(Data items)
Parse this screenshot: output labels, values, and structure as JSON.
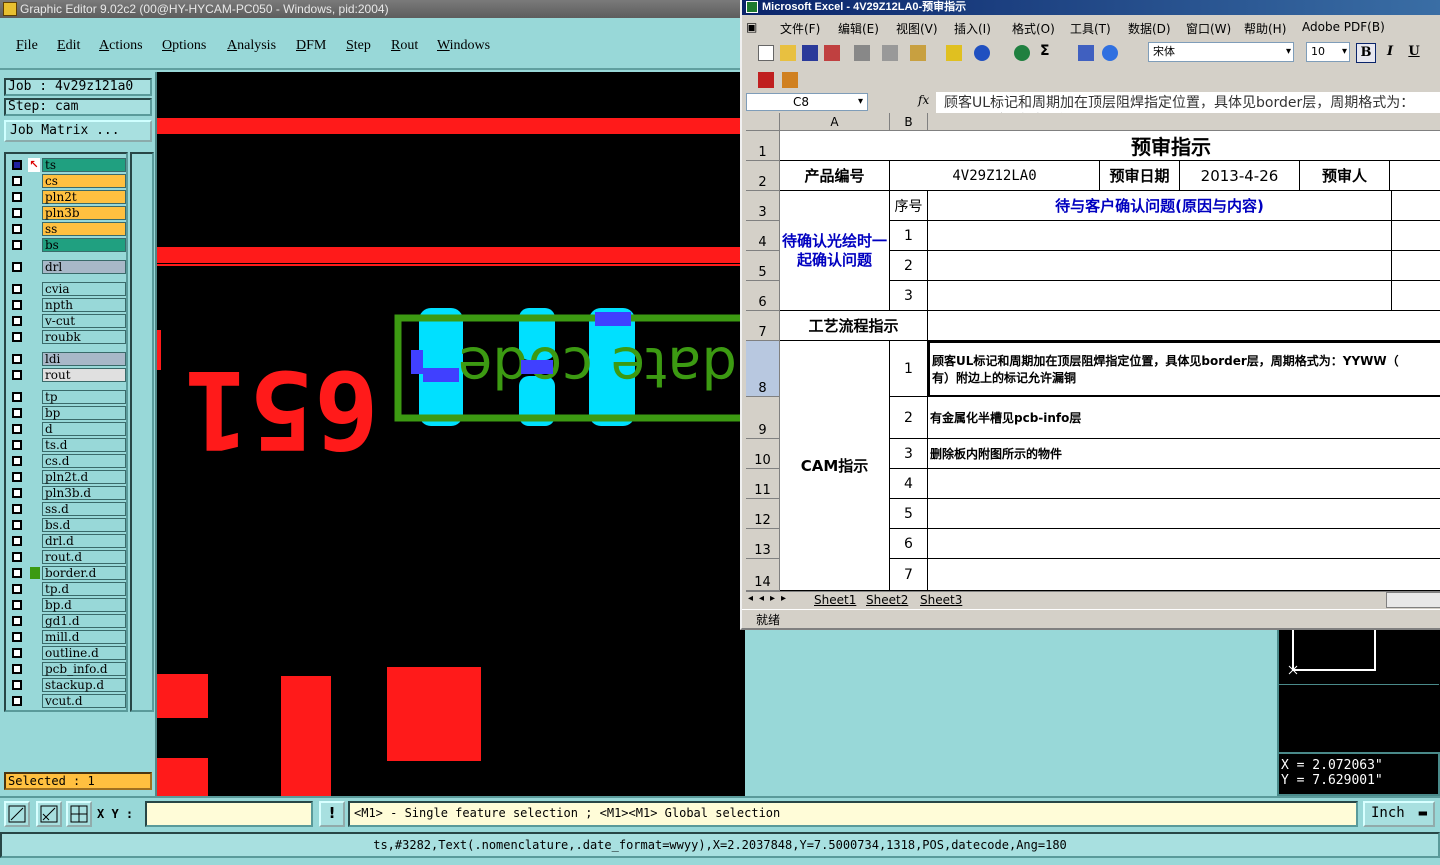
{
  "editor": {
    "title": "Graphic Editor 9.02c2 (00@HY-HYCAM-PC050 - Windows, pid:2004)",
    "menu": [
      "File",
      "Edit",
      "Actions",
      "Options",
      "Analysis",
      "DFM",
      "Step",
      "Rout",
      "Windows"
    ],
    "job": "Job : 4v29z121a0",
    "step": "Step: cam",
    "job_matrix_label": "Job Matrix ...",
    "layers": [
      {
        "name": "ts",
        "color": "#20a080"
      },
      {
        "name": "cs",
        "color": "#ffc040"
      },
      {
        "name": "pln2t",
        "color": "#ffc040"
      },
      {
        "name": "pln3b",
        "color": "#ffc040"
      },
      {
        "name": "ss",
        "color": "#ffc040"
      },
      {
        "name": "bs",
        "color": "#20a080"
      },
      {
        "name": "drl",
        "color": "#a8b8c8"
      },
      {
        "name": "cvia",
        "color": "#98d8d8"
      },
      {
        "name": "npth",
        "color": "#98d8d8"
      },
      {
        "name": "v-cut",
        "color": "#98d8d8"
      },
      {
        "name": "roubk",
        "color": "#98d8d8"
      },
      {
        "name": "ldi",
        "color": "#a8b8c8"
      },
      {
        "name": "rout",
        "color": "#e0e0e0"
      },
      {
        "name": "tp",
        "color": "#98d8d8"
      },
      {
        "name": "bp",
        "color": "#98d8d8"
      },
      {
        "name": "d",
        "color": "#98d8d8"
      },
      {
        "name": "ts.d",
        "color": "#98d8d8"
      },
      {
        "name": "cs.d",
        "color": "#98d8d8"
      },
      {
        "name": "pln2t.d",
        "color": "#98d8d8"
      },
      {
        "name": "pln3b.d",
        "color": "#98d8d8"
      },
      {
        "name": "ss.d",
        "color": "#98d8d8"
      },
      {
        "name": "bs.d",
        "color": "#98d8d8"
      },
      {
        "name": "drl.d",
        "color": "#98d8d8"
      },
      {
        "name": "rout.d",
        "color": "#98d8d8"
      },
      {
        "name": "border.d",
        "color": "#98d8d8"
      },
      {
        "name": "tp.d",
        "color": "#98d8d8"
      },
      {
        "name": "bp.d",
        "color": "#98d8d8"
      },
      {
        "name": "gd1.d",
        "color": "#98d8d8"
      },
      {
        "name": "mill.d",
        "color": "#98d8d8"
      },
      {
        "name": "outline.d",
        "color": "#98d8d8"
      },
      {
        "name": "pcb_info.d",
        "color": "#98d8d8"
      },
      {
        "name": "stackup.d",
        "color": "#98d8d8"
      },
      {
        "name": "vcut.d",
        "color": "#98d8d8"
      }
    ],
    "selected": "Selected : 1",
    "canvas_text": "651",
    "canvas_label_chars": [
      "e",
      "d",
      "o",
      "c",
      "e",
      "t",
      "a"
    ],
    "coords": {
      "x": "X = 2.072063\"",
      "y": "Y = 7.629001\""
    },
    "xy_label": "X Y :",
    "alert": "!",
    "prompt": "<M1> - Single feature selection ; <M1><M1> Global selection",
    "unit": "Inch",
    "status": "ts,#3282,Text(.nomenclature,.date_format=wwyy),X=2.2037848,Y=7.5000734,1318,POS,datecode,Ang=180",
    "colors": {
      "red": "#ff1a1a",
      "green": "#3c9a12",
      "cyan": "#00e0ff",
      "blue": "#4040ff"
    }
  },
  "excel": {
    "title": "Microsoft Excel - 4V29Z12LA0-预审指示",
    "menu": [
      "文件(F)",
      "编辑(E)",
      "视图(V)",
      "插入(I)",
      "格式(O)",
      "工具(T)",
      "数据(D)",
      "窗口(W)",
      "帮助(H)",
      "Adobe PDF(B)"
    ],
    "font_name": "宋体",
    "font_size": "10",
    "bold": "B",
    "italic": "I",
    "underline": "U",
    "name_box": "C8",
    "fx": "fx",
    "formula": "顾客UL标记和周期加在顶层阻焊指定位置，具体见border层，周期格式为：YYWW（记允许漏铜",
    "columns": [
      "A",
      "B"
    ],
    "rows": [
      "1",
      "2",
      "3",
      "4",
      "5",
      "6",
      "7",
      "8",
      "9",
      "10",
      "11",
      "12",
      "13",
      "14"
    ],
    "cells": {
      "title": "预审指示",
      "product_no_label": "产品编号",
      "product_no": "4V29Z12LA0",
      "review_date_label": "预审日期",
      "review_date": "2013-4-26",
      "reviewer_label": "预审人",
      "confirm_group": "待确认光绘时一起确认问题",
      "seq_label": "序号",
      "issues_header": "待与客户确认问题(原因与内容)",
      "process_label": "工艺流程指示",
      "cam_label": "CAM指示",
      "nums": [
        "1",
        "2",
        "3",
        "1",
        "2",
        "3",
        "4",
        "5",
        "6",
        "7"
      ],
      "cam_1": "顾客UL标记和周期加在顶层阻焊指定位置，具体见border层，周期格式为：YYWW（",
      "cam_1b": "有）附边上的标记允许漏铜",
      "cam_2": "有金属化半槽见pcb-info层",
      "cam_3": "删除板内附图所示的物件"
    },
    "sheets": [
      "Sheet1",
      "Sheet2",
      "Sheet3"
    ],
    "status": "就绪"
  }
}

(Aim of the exercise): Return the material word for word. Pictures are not part of the copy.

(Answer for the task):
Parse this screenshot: output labels, values, and structure as JSON.
{
  "editor": {
    "title": "Graphic Editor 9.02c2 (00@HY-HYCAM-PC050 - Windows, pid:2004)",
    "menu": [
      "File",
      "Edit",
      "Actions",
      "Options",
      "Analysis",
      "DFM",
      "Step",
      "Rout",
      "Windows"
    ],
    "job": "Job : 4v29z121a0",
    "step": "Step: cam",
    "job_matrix_label": "Job Matrix ...",
    "layers": [
      {
        "name": "ts",
        "color": "#20a080"
      },
      {
        "name": "cs",
        "color": "#ffc040"
      },
      {
        "name": "pln2t",
        "color": "#ffc040"
      },
      {
        "name": "pln3b",
        "color": "#ffc040"
      },
      {
        "name": "ss",
        "color": "#ffc040"
      },
      {
        "name": "bs",
        "color": "#20a080"
      },
      {
        "name": "drl",
        "color": "#a8b8c8"
      },
      {
        "name": "cvia",
        "color": "#98d8d8"
      },
      {
        "name": "npth",
        "color": "#98d8d8"
      },
      {
        "name": "v-cut",
        "color": "#98d8d8"
      },
      {
        "name": "roubk",
        "color": "#98d8d8"
      },
      {
        "name": "ldi",
        "color": "#a8b8c8"
      },
      {
        "name": "rout",
        "color": "#e0e0e0"
      },
      {
        "name": "tp",
        "color": "#98d8d8"
      },
      {
        "name": "bp",
        "color": "#98d8d8"
      },
      {
        "name": "d",
        "color": "#98d8d8"
      },
      {
        "name": "ts.d",
        "color": "#98d8d8"
      },
      {
        "name": "cs.d",
        "color": "#98d8d8"
      },
      {
        "name": "pln2t.d",
        "color": "#98d8d8"
      },
      {
        "name": "pln3b.d",
        "color": "#98d8d8"
      },
      {
        "name": "ss.d",
        "color": "#98d8d8"
      },
      {
        "name": "bs.d",
        "color": "#98d8d8"
      },
      {
        "name": "drl.d",
        "color": "#98d8d8"
      },
      {
        "name": "rout.d",
        "color": "#98d8d8"
      },
      {
        "name": "border.d",
        "color": "#98d8d8"
      },
      {
        "name": "tp.d",
        "color": "#98d8d8"
      },
      {
        "name": "bp.d",
        "color": "#98d8d8"
      },
      {
        "name": "gd1.d",
        "color": "#98d8d8"
      },
      {
        "name": "mill.d",
        "color": "#98d8d8"
      },
      {
        "name": "outline.d",
        "color": "#98d8d8"
      },
      {
        "name": "pcb_info.d",
        "color": "#98d8d8"
      },
      {
        "name": "stackup.d",
        "color": "#98d8d8"
      },
      {
        "name": "vcut.d",
        "color": "#98d8d8"
      }
    ],
    "selected": "Selected : 1",
    "canvas_text": "651",
    "canvas_label_chars": [
      "e",
      "d",
      "o",
      "c",
      "e",
      "t",
      "a"
    ],
    "coords": {
      "x": "X = 2.072063\"",
      "y": "Y = 7.629001\""
    },
    "xy_label": "X Y :",
    "alert": "!",
    "prompt": "<M1> - Single feature selection ; <M1><M1> Global selection",
    "unit": "Inch",
    "status": "ts,#3282,Text(.nomenclature,.date_format=wwyy),X=2.2037848,Y=7.5000734,1318,POS,datecode,Ang=180",
    "colors": {
      "red": "#ff1a1a",
      "green": "#3c9a12",
      "cyan": "#00e0ff",
      "blue": "#4040ff"
    }
  },
  "excel": {
    "title": "Microsoft Excel - 4V29Z12LA0-预审指示",
    "menu": [
      "文件(F)",
      "编辑(E)",
      "视图(V)",
      "插入(I)",
      "格式(O)",
      "工具(T)",
      "数据(D)",
      "窗口(W)",
      "帮助(H)",
      "Adobe PDF(B)"
    ],
    "font_name": "宋体",
    "font_size": "10",
    "bold": "B",
    "italic": "I",
    "underline": "U",
    "name_box": "C8",
    "fx": "fx",
    "formula": "顾客UL标记和周期加在顶层阻焊指定位置，具体见border层，周期格式为：YYWW（记允许漏铜",
    "columns": [
      "A",
      "B"
    ],
    "rows": [
      "1",
      "2",
      "3",
      "4",
      "5",
      "6",
      "7",
      "8",
      "9",
      "10",
      "11",
      "12",
      "13",
      "14"
    ],
    "cells": {
      "title": "预审指示",
      "product_no_label": "产品编号",
      "product_no": "4V29Z12LA0",
      "review_date_label": "预审日期",
      "review_date": "2013-4-26",
      "reviewer_label": "预审人",
      "confirm_group": "待确认光绘时一起确认问题",
      "seq_label": "序号",
      "issues_header": "待与客户确认问题(原因与内容)",
      "process_label": "工艺流程指示",
      "cam_label": "CAM指示",
      "nums": [
        "1",
        "2",
        "3",
        "1",
        "2",
        "3",
        "4",
        "5",
        "6",
        "7"
      ],
      "cam_1": "顾客UL标记和周期加在顶层阻焊指定位置，具体见border层，周期格式为：YYWW（",
      "cam_1b": "有）附边上的标记允许漏铜",
      "cam_2": "有金属化半槽见pcb-info层",
      "cam_3": "删除板内附图所示的物件"
    },
    "sheets": [
      "Sheet1",
      "Sheet2",
      "Sheet3"
    ],
    "status": "就绪"
  }
}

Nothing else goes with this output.